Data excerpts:
####################

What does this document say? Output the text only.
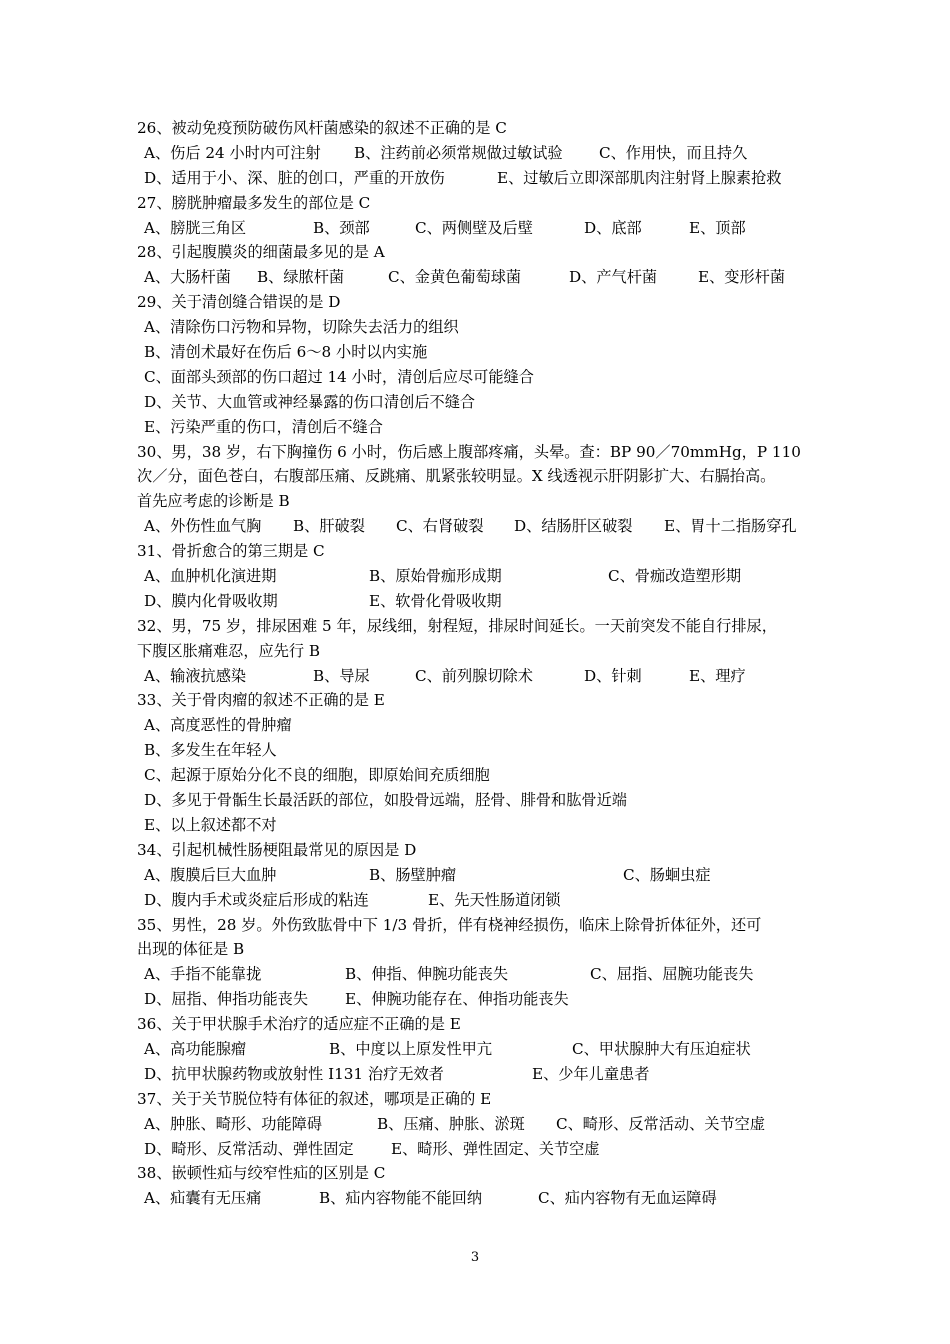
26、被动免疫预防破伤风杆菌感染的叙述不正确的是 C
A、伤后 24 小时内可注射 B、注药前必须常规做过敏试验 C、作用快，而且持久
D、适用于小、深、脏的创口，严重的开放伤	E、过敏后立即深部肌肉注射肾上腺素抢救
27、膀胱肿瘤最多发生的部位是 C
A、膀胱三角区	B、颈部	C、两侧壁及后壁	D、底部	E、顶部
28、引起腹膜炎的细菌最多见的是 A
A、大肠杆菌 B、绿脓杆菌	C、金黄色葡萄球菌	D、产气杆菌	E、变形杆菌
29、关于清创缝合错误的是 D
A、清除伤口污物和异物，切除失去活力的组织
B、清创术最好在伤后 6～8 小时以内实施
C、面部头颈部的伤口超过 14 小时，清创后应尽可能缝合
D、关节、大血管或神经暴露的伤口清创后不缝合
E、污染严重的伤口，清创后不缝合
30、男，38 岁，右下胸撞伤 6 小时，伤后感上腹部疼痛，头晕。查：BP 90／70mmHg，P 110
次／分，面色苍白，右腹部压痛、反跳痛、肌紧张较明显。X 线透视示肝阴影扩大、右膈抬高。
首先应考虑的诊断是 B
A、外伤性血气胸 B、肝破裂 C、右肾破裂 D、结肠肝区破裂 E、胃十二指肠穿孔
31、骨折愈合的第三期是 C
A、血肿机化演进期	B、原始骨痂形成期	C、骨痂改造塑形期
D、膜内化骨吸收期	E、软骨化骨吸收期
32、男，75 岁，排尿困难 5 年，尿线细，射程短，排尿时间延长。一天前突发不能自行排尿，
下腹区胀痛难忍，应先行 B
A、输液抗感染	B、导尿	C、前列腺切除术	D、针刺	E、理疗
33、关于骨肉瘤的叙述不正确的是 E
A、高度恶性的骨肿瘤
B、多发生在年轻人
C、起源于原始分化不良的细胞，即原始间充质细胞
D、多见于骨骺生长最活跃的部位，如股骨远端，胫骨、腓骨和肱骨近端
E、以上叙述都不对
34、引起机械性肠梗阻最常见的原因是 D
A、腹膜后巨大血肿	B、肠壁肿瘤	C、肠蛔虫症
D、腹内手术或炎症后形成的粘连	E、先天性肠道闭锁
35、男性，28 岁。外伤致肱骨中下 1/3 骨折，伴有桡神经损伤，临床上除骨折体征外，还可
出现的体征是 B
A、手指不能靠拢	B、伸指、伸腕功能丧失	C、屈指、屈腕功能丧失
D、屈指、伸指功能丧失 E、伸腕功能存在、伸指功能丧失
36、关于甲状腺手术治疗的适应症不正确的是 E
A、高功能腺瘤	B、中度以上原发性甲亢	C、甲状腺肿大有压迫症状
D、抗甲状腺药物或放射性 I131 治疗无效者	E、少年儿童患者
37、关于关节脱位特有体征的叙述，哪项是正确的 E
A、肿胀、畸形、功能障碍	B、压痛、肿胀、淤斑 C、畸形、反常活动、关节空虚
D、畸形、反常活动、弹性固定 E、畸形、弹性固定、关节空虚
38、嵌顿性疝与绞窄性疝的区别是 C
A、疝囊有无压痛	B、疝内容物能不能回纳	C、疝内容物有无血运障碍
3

####################

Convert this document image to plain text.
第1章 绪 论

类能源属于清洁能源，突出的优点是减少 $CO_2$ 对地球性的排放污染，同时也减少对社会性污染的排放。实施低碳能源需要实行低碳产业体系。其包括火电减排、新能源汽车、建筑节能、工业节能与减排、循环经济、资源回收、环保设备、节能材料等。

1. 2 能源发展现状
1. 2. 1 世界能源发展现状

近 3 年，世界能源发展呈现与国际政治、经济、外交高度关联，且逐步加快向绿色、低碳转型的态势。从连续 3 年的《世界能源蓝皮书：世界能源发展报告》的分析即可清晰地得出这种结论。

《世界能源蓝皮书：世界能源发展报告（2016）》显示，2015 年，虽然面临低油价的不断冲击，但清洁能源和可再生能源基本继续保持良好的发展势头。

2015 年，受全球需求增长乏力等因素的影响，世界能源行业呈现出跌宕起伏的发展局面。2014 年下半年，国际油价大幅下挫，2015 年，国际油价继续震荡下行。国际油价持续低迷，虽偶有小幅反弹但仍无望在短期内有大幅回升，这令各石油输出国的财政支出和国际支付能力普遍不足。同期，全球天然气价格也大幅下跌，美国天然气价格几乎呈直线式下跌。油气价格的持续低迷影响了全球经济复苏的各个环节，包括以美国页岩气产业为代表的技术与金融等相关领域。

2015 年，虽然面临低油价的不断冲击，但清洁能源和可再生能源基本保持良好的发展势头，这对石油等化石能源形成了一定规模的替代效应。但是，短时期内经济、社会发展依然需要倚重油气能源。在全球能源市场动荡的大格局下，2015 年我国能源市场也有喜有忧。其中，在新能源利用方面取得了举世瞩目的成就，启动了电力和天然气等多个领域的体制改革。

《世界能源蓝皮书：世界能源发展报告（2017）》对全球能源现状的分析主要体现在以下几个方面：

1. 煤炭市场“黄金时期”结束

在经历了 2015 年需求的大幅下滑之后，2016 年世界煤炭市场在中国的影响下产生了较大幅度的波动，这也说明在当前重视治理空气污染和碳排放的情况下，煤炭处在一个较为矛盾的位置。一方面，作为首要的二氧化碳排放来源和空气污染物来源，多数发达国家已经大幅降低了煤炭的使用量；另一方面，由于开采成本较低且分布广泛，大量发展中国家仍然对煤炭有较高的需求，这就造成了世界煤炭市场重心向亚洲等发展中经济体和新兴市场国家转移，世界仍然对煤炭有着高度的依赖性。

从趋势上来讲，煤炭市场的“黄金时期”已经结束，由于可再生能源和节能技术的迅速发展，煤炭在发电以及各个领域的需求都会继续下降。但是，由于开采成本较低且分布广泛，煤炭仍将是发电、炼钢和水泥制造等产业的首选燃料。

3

####################

> Set task
Report every line in the data above in which the word "this" appears.

> Solution to the exercise
What does this document say? Output the text only.
Convert this document image to plain text.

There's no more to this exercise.